EXERCISE INPUT
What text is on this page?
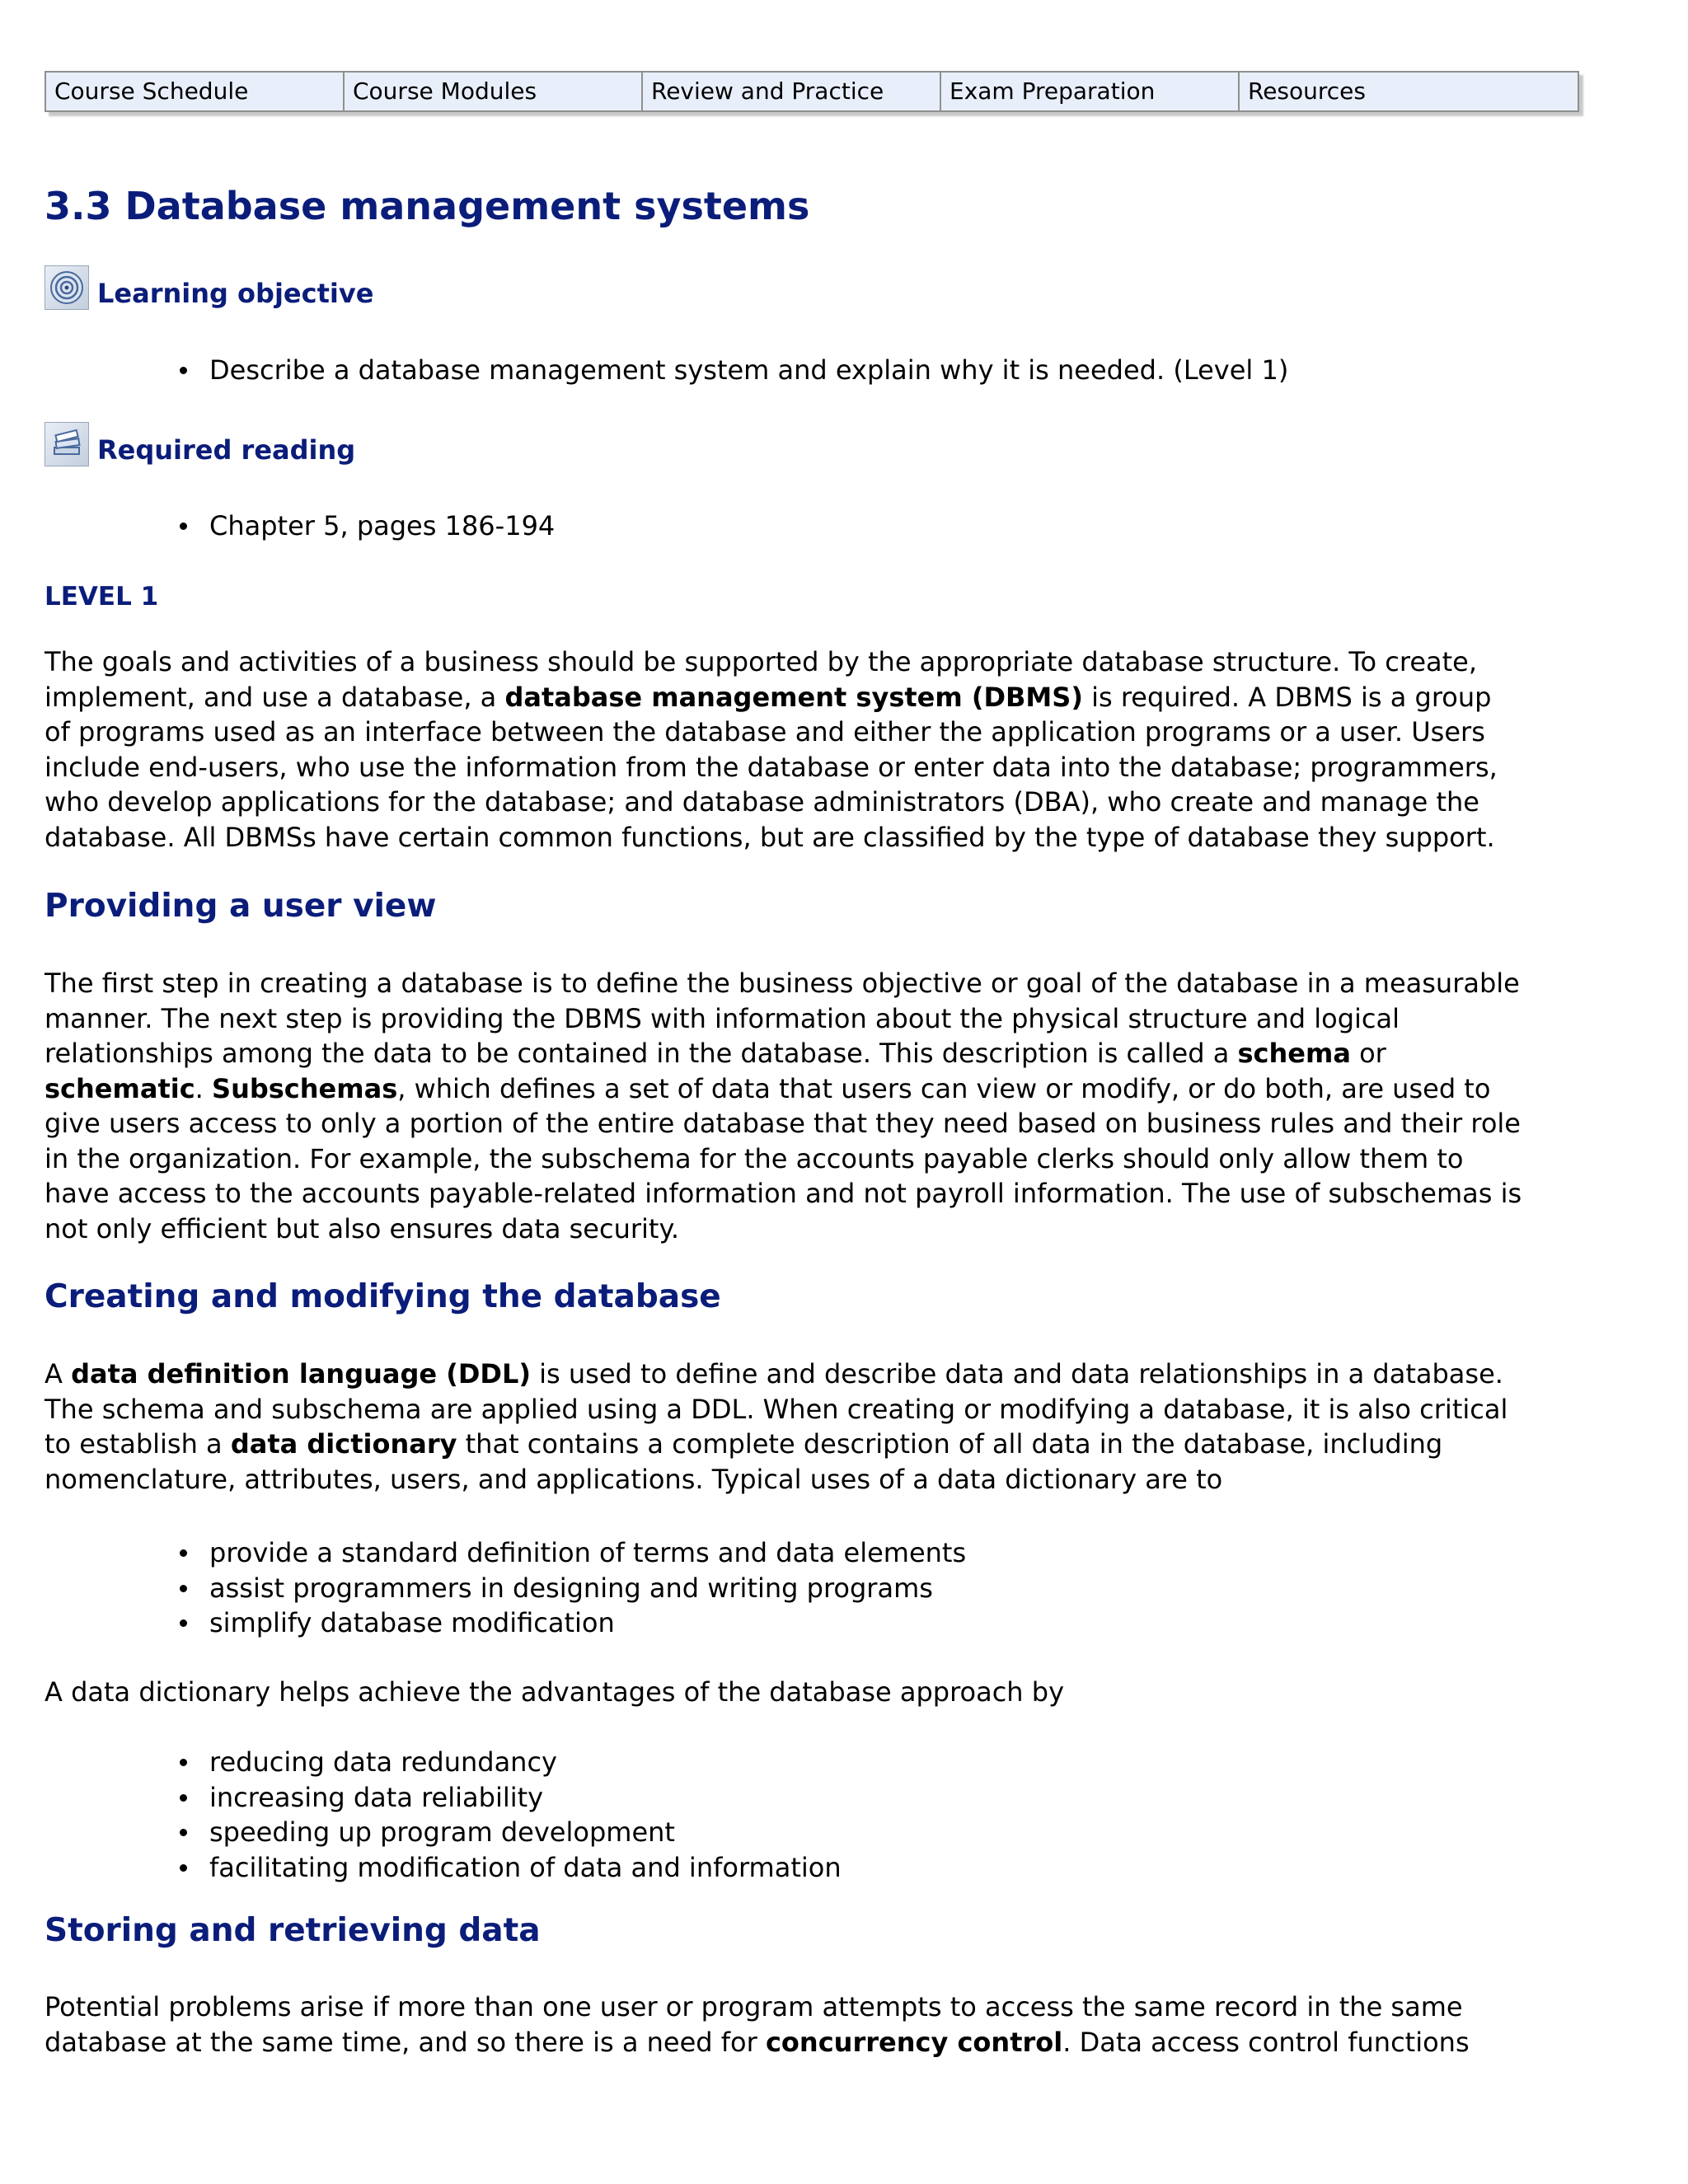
Course Schedule	Course Modules	Review and Practice	Exam Preparation	Resources
3.3 Database management systems
Learning objective
Describe a database management system and explain why it is needed. (Level 1)
Required reading
Chapter 5, pages 186-194
LEVEL 1

The goals and activities of a business should be supported by the appropriate database structure. To create,
implement, and use a database, a database management system (DBMS) is required. A DBMS is a group
of programs used as an interface between the database and either the application programs or a user. Users
include end-users, who use the information from the database or enter data into the database; programmers,
who develop applications for the database; and database administrators (DBA), who create and manage the
database. All DBMSs have certain common functions, but are classified by the type of database they support.

Providing a user view

The first step in creating a database is to define the business objective or goal of the database in a measurable
manner. The next step is providing the DBMS with information about the physical structure and logical
relationships among the data to be contained in the database. This description is called a schema or
schematic. Subschemas, which defines a set of data that users can view or modify, or do both, are used to
give users access to only a portion of the entire database that they need based on business rules and their role
in the organization. For example, the subschema for the accounts payable clerks should only allow them to
have access to the accounts payable-related information and not payroll information. The use of subschemas is
not only efficient but also ensures data security.

Creating and modifying the database

A data definition language (DDL) is used to define and describe data and data relationships in a database.
The schema and subschema are applied using a DDL. When creating or modifying a database, it is also critical
to establish a data dictionary that contains a complete description of all data in the database, including
nomenclature, attributes, users, and applications. Typical uses of a data dictionary are to

provide a standard definition of terms and data elements
assist programmers in designing and writing programs
simplify database modification

A data dictionary helps achieve the advantages of the database approach by

reducing data redundancy
increasing data reliability
speeding up program development
facilitating modification of data and information
Storing and retrieving data

Potential problems arise if more than one user or program attempts to access the same record in the same
database at the same time, and so there is a need for concurrency control. Data access control functions
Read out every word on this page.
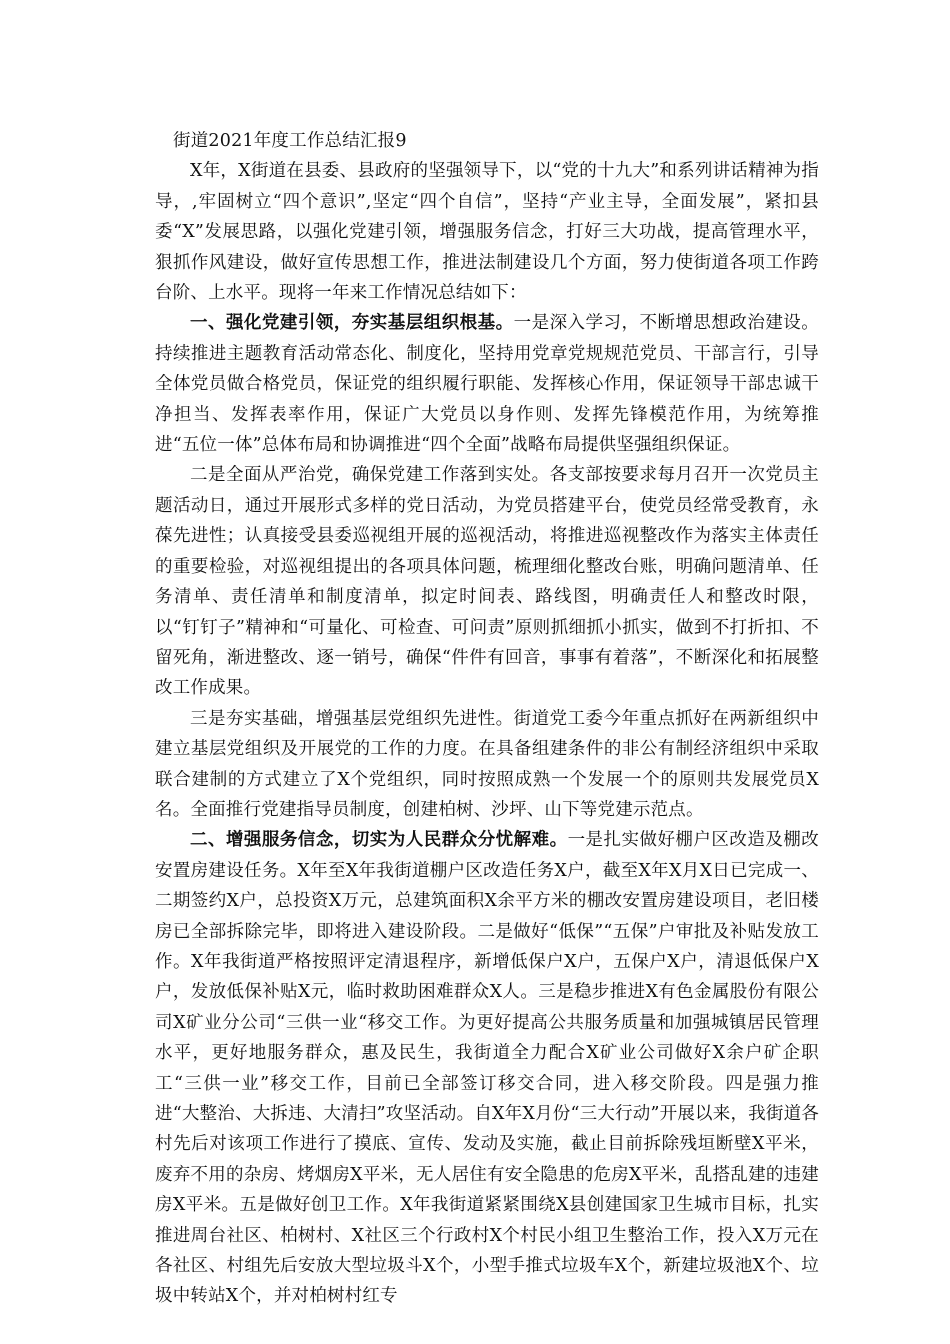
街道2021年度工作总结汇报9

X年，X街道在县委、县政府的坚强领导下，以“党的十九大”和系列讲话精神为指导，,牢固树立“四个意识”,坚定“四个自信”，坚持“产业主导，全面发展”，紧扣县委“X”发展思路，以强化党建引领，增强服务信念，打好三大功战，提高管理水平，狠抓作风建设，做好宣传思想工作，推进法制建设几个方面，努力使街道各项工作跨台阶、上水平。现将一年来工作情况总结如下：

一、强化党建引领，夯实基层组织根基。一是深入学习，不断增思想政治建设。持续推进主题教育活动常态化、制度化，坚持用党章党规规范党员、干部言行，引导全体党员做合格党员，保证党的组织履行职能、发挥核心作用，保证领导干部忠诚干净担当、发挥表率作用，保证广大党员以身作则、发挥先锋模范作用，为统筹推进“五位一体”总体布局和协调推进“四个全面”战略布局提供坚强组织保证。

二是全面从严治党，确保党建工作落到实处。各支部按要求每月召开一次党员主题活动日，通过开展形式多样的党日活动，为党员搭建平台，使党员经常受教育，永葆先进性；认真接受县委巡视组开展的巡视活动，将推进巡视整改作为落实主体责任的重要检验，对巡视组提出的各项具体问题，梳理细化整改台账，明确问题清单、任务清单、责任清单和制度清单，拟定时间表、路线图，明确责任人和整改时限，以“钉钉子”精神和“可量化、可检查、可问责”原则抓细抓小抓实，做到不打折扣、不留死角，渐进整改、逐一销号，确保“件件有回音，事事有着落”，不断深化和拓展整改工作成果。

三是夯实基础，增强基层党组织先进性。街道党工委今年重点抓好在两新组织中建立基层党组织及开展党的工作的力度。在具备组建条件的非公有制经济组织中采取联合建制的方式建立了X个党组织，同时按照成熟一个发展一个的原则共发展党员X名。全面推行党建指导员制度，创建柏树、沙坪、山下等党建示范点。

二、增强服务信念，切实为人民群众分忧解难。一是扎实做好棚户区改造及棚改安置房建设任务。X年至X年我街道棚户区改造任务X户，截至X年X月X日已完成一、二期签约X户，总投资X万元，总建筑面积X余平方米的棚改安置房建设项目，老旧楼房已全部拆除完毕，即将进入建设阶段。二是做好“低保”“五保”户审批及补贴发放工作。X年我街道严格按照评定清退程序，新增低保户X户，五保户X户，清退低保户X户，发放低保补贴X元，临时救助困难群众X人。三是稳步推进X有色金属股份有限公司X矿业分公司“三供一业“移交工作。为更好提高公共服务质量和加强城镇居民管理水平，更好地服务群众，惠及民生，我街道全力配合X矿业公司做好X余户矿企职工“三供一业”移交工作，目前已全部签订移交合同，进入移交阶段。四是强力推进“大整治、大拆违、大清扫”攻坚活动。自X年X月份“三大行动”开展以来，我街道各村先后对该项工作进行了摸底、宣传、发动及实施，截止目前拆除残垣断壁X平米，废弃不用的杂房、烤烟房X平米，无人居住有安全隐患的危房X平米，乱搭乱建的违建房X平米。五是做好创卫工作。X年我街道紧紧围绕X县创建国家卫生城市目标，扎实推进周台社区、柏树村、X社区三个行政村X个村民小组卫生整治工作，投入X万元在各社区、村组先后安放大型垃圾斗X个，小型手推式垃圾车X个，新建垃圾池X个、垃圾中转站X个，并对柏树村红专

GOAL
Working from the entries above, return all lines that contain "only".

THE COMPLETED TASK
give users access to only a portion of the entire database that they need based on business rules and their role
in the organization. For example, the subschema for the accounts payable clerks should only allow them to
not only efficient but also ensures data security.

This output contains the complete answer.